**Aufgabenliste**:
1. Von welchem Tag ist das Urteil, über das das Quelldokument berichtet?
2. Nennen Sie alle Organisationen, die im Quelldokument mit vollständigem Namen aufgeführt sind.
3. Schreiben Sie aus dem Quelldokument alles von „Im September 2008“ bis hinunter zu „den Tariflohn zahlen.“ wortgetreu ab.
═══ Quelldokument ═══
OVG NRW entscheidet über Allgemeinverbindlichkeit des Tarifvertrags 2008 im Hotel- und Gaststättengewerbe

Der 4. Senat des Oberverwaltungsgerichts für das Land Nordrhein-Westfalen hat mit heute veröffentlichtem Urteil vom 16. November 2012 die Klage eines Pizza-Lieferdienstes gegen die Allgemeinverbindicherklärung eines Tarifvertrages für das Hotel- und Gaststättengewerbe abgewiesen.

Im September 2008 hatte der damalige Arbeitsminister des Landes NRW einen im Februar 2008 zwischen der Gewerkschaft Nahrung-Genuss-Gaststätten (NGG) und dem Deutschen Hotel- und Gaststättenverband NRW (DEHOGA NRW) geschlossenen Entgelttarifvertrag für die unteren Lohngruppen für allgemeinverbindlich erklärt. Infolgedessen mussten auch Arbeitgeber der Hotel- und Gaststättenbranche, die nicht im DEHOGA NRW organisiert sind, ihren Beschätigten mindestens den Tariflohn zahlen.
═══ Datenauszug ═══
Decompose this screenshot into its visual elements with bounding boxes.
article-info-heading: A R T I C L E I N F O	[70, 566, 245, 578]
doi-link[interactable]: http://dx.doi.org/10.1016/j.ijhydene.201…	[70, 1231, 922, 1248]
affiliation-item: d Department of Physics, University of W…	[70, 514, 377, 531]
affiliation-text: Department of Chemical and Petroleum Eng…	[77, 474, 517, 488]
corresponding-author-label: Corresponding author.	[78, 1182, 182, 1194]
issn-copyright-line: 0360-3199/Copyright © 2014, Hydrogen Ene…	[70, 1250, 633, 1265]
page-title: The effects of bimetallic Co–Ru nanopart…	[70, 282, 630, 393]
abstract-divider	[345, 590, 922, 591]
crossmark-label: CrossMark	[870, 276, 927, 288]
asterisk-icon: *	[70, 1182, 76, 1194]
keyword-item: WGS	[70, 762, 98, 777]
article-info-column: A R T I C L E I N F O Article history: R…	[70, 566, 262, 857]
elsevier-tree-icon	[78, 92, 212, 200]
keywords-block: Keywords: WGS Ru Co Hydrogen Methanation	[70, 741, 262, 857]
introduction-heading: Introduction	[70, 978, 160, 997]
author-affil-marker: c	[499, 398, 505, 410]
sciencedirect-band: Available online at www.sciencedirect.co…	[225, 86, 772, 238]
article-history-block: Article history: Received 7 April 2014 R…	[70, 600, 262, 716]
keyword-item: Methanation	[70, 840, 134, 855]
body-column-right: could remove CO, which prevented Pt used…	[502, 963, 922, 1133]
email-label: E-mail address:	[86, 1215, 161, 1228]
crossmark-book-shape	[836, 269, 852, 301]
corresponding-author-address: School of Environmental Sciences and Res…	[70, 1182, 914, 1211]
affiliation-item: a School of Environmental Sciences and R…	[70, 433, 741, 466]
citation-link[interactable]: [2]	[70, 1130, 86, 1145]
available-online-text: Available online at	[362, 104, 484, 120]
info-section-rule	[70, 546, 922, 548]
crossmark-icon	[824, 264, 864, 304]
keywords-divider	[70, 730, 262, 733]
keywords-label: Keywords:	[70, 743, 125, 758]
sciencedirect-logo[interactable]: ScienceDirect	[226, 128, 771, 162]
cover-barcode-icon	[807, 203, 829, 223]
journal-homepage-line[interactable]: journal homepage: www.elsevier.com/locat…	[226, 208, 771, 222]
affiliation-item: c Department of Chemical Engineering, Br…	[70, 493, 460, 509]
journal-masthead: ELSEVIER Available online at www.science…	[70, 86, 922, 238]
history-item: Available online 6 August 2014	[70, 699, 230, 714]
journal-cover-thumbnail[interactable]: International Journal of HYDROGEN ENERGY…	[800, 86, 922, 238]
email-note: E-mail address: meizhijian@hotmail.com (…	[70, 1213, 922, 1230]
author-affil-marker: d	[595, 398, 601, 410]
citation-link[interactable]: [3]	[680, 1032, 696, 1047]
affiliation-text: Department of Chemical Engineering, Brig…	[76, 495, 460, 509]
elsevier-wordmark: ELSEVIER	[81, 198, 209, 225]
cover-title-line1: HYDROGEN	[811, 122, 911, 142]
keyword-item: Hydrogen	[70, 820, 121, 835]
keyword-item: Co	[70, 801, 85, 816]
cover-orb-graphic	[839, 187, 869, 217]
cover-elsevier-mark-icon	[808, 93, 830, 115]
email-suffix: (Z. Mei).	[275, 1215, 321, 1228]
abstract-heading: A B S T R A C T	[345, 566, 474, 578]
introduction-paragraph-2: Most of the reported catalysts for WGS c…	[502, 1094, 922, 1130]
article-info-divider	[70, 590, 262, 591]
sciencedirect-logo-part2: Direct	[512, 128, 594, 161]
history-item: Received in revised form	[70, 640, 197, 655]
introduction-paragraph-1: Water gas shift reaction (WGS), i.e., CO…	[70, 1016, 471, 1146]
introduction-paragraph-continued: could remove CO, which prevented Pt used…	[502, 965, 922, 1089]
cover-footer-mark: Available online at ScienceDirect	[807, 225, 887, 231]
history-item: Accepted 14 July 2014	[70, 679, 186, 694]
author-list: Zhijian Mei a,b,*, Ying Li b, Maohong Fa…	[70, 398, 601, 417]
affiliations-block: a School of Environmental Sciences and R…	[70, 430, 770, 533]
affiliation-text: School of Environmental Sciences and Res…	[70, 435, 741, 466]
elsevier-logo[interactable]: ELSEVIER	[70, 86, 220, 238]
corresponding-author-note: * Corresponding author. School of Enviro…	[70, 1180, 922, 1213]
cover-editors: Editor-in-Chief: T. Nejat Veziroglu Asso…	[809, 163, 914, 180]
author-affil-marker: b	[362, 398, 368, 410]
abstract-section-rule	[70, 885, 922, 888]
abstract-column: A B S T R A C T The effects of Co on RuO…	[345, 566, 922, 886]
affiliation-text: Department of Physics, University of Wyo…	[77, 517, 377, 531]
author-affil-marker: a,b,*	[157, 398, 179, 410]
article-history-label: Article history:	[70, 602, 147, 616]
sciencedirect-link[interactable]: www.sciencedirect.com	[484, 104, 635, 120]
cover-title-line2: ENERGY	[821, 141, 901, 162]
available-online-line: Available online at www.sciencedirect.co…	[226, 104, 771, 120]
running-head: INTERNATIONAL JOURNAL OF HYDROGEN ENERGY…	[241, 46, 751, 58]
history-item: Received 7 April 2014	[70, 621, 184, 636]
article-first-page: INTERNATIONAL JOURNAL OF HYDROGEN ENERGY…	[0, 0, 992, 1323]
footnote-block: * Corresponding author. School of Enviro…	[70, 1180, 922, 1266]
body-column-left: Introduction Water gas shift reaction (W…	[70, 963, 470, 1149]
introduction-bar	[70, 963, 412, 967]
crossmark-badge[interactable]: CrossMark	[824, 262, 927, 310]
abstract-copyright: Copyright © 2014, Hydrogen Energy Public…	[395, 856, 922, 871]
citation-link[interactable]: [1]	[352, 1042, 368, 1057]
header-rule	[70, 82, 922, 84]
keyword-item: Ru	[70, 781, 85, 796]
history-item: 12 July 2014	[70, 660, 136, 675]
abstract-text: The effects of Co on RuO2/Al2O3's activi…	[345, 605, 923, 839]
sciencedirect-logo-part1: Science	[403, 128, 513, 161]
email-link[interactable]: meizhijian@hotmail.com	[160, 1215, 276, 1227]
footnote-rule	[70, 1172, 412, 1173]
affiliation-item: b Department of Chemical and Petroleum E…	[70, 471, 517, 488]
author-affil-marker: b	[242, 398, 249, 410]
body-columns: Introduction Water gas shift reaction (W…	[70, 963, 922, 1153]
═══
**Antworten nach Nummer**:
1. Vom 16. November 2012.

2.
- Oberverwaltungsgericht für das Land Nordrhein-Westfalen
- Gewerkschaft Nahrung-Genuss-Gaststätten (NGG)
- Deutscher Hotel- und Gaststättenverband NRW (DEHOGA NRW)

3.
Im September 2008 hatte der damalige Arbeitsminister des Landes NRW einen im Februar 2008 zwischen der Gewerkschaft Nahrung-Genuss-Gaststätten (NGG) und dem Deutschen Hotel- und Gaststättenverband NRW (DEHOGA NRW) geschlossenen Entgelttarifvertrag für die unteren Lohngruppen für allgemeinverbindlich erklärt. Infolgedessen mussten auch Arbeitgeber der Hotel- und Gaststättenbranche, die nicht im DEHOGA NRW organisiert sind, ihren Beschätigten mindestens den Tariflohn zahlen.